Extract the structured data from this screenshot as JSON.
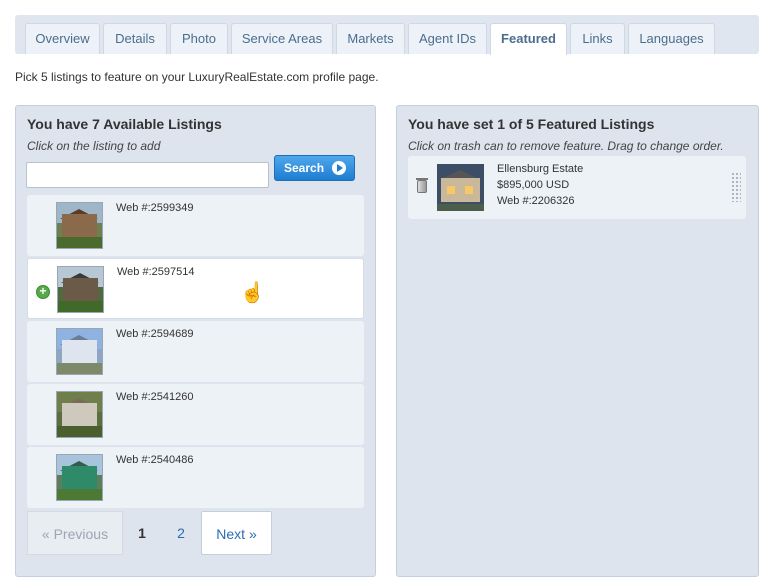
{
  "tabs": [
    {
      "label": "Overview",
      "active": false
    },
    {
      "label": "Details",
      "active": false
    },
    {
      "label": "Photo",
      "active": false
    },
    {
      "label": "Service Areas",
      "active": false
    },
    {
      "label": "Markets",
      "active": false
    },
    {
      "label": "Agent IDs",
      "active": false
    },
    {
      "label": "Featured",
      "active": true
    },
    {
      "label": "Links",
      "active": false
    },
    {
      "label": "Languages",
      "active": false
    }
  ],
  "intro": "Pick 5 listings to feature on your LuxuryRealEstate.com profile page.",
  "available": {
    "title": "You have 7 Available Listings",
    "subtitle": "Click on the listing to add",
    "search": {
      "value": "",
      "button_label": "Search"
    },
    "listings": [
      {
        "web": "Web #:2599349",
        "hover": false
      },
      {
        "web": "Web #:2597514",
        "hover": true
      },
      {
        "web": "Web #:2594689",
        "hover": false
      },
      {
        "web": "Web #:2541260",
        "hover": false
      },
      {
        "web": "Web #:2540486",
        "hover": false
      }
    ],
    "pager": {
      "prev": "« Previous",
      "page1": "1",
      "page2": "2",
      "next": "Next »"
    }
  },
  "featured": {
    "title": "You have set 1 of 5 Featured Listings",
    "subtitle": "Click on trash can to remove feature. Drag to change order.",
    "items": [
      {
        "name": "Ellensburg Estate",
        "price": "$895,000 USD",
        "web": "Web #:2206326"
      }
    ]
  },
  "icons": {
    "add": "plus-circle-icon",
    "trash": "trash-icon",
    "drag": "drag-handle-icon",
    "search_button": "play-circle-icon",
    "cursor": "hand-pointer-icon"
  },
  "colors": {
    "tab_text": "#4a6d8e",
    "panel_bg": "#dde4ee",
    "search_button": "#1e7cd1",
    "link": "#2a6db3"
  }
}
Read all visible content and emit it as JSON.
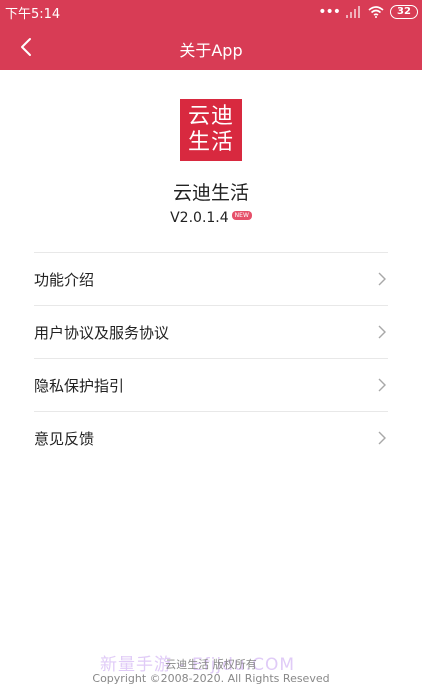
{
  "status_bar": {
    "time": "下午5:14",
    "battery": "32"
  },
  "nav": {
    "title": "关于App"
  },
  "app": {
    "logo_line1": "云迪",
    "logo_line2": "生活",
    "name": "云迪生活",
    "version": "V2.0.1.4",
    "new_badge": "NEW"
  },
  "menu": {
    "items": [
      {
        "label": "功能介绍"
      },
      {
        "label": "用户协议及服务协议"
      },
      {
        "label": "隐私保护指引"
      },
      {
        "label": "意见反馈"
      }
    ]
  },
  "footer": {
    "line1": "云迪生活 版权所有",
    "line2": "Copyright ©2008-2020. All Rights Reseved"
  },
  "watermark": "新量手游 - Efjjdu.COM",
  "colors": {
    "header": "#d83c55",
    "logo": "#d8293f"
  },
  "icons": [
    "back-arrow-icon",
    "signal-icon",
    "wifi-icon",
    "battery-icon",
    "chevron-right-icon"
  ]
}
+ + + + +
- The exercise
Every record above should be transcribed exactly; the pictures stay out of the copy.

- Task result
Extract the structured data from this screenshot as JSON.
{
  "tabs": [
    {
      "label": "Overview",
      "active": false
    },
    {
      "label": "Details",
      "active": false
    },
    {
      "label": "Photo",
      "active": false
    },
    {
      "label": "Service Areas",
      "active": false
    },
    {
      "label": "Markets",
      "active": false
    },
    {
      "label": "Agent IDs",
      "active": false
    },
    {
      "label": "Featured",
      "active": true
    },
    {
      "label": "Links",
      "active": false
    },
    {
      "label": "Languages",
      "active": false
    }
  ],
  "intro": "Pick 5 listings to feature on your LuxuryRealEstate.com profile page.",
  "available": {
    "title": "You have 7 Available Listings",
    "subtitle": "Click on the listing to add",
    "search": {
      "value": "",
      "button_label": "Search"
    },
    "listings": [
      {
        "web": "Web #:2599349",
        "hover": false
      },
      {
        "web": "Web #:2597514",
        "hover": true
      },
      {
        "web": "Web #:2594689",
        "hover": false
      },
      {
        "web": "Web #:2541260",
        "hover": false
      },
      {
        "web": "Web #:2540486",
        "hover": false
      }
    ],
    "pager": {
      "prev": "« Previous",
      "page1": "1",
      "page2": "2",
      "next": "Next »"
    }
  },
  "featured": {
    "title": "You have set 1 of 5 Featured Listings",
    "subtitle": "Click on trash can to remove feature. Drag to change order.",
    "items": [
      {
        "name": "Ellensburg Estate",
        "price": "$895,000 USD",
        "web": "Web #:2206326"
      }
    ]
  },
  "icons": {
    "add": "plus-circle-icon",
    "trash": "trash-icon",
    "drag": "drag-handle-icon",
    "search_button": "play-circle-icon",
    "cursor": "hand-pointer-icon"
  },
  "colors": {
    "tab_text": "#4a6d8e",
    "panel_bg": "#dde4ee",
    "search_button": "#1e7cd1",
    "link": "#2a6db3"
  }
}
Read all visible content and emit it as JSON.
{
  "status_bar": {
    "time": "下午5:14",
    "battery": "32"
  },
  "nav": {
    "title": "关于App"
  },
  "app": {
    "logo_line1": "云迪",
    "logo_line2": "生活",
    "name": "云迪生活",
    "version": "V2.0.1.4",
    "new_badge": "NEW"
  },
  "menu": {
    "items": [
      {
        "label": "功能介绍"
      },
      {
        "label": "用户协议及服务协议"
      },
      {
        "label": "隐私保护指引"
      },
      {
        "label": "意见反馈"
      }
    ]
  },
  "footer": {
    "line1": "云迪生活 版权所有",
    "line2": "Copyright ©2008-2020. All Rights Reseved"
  },
  "watermark": "新量手游 - Efjjdu.COM",
  "colors": {
    "header": "#d83c55",
    "logo": "#d8293f"
  },
  "icons": [
    "back-arrow-icon",
    "signal-icon",
    "wifi-icon",
    "battery-icon",
    "chevron-right-icon"
  ]
}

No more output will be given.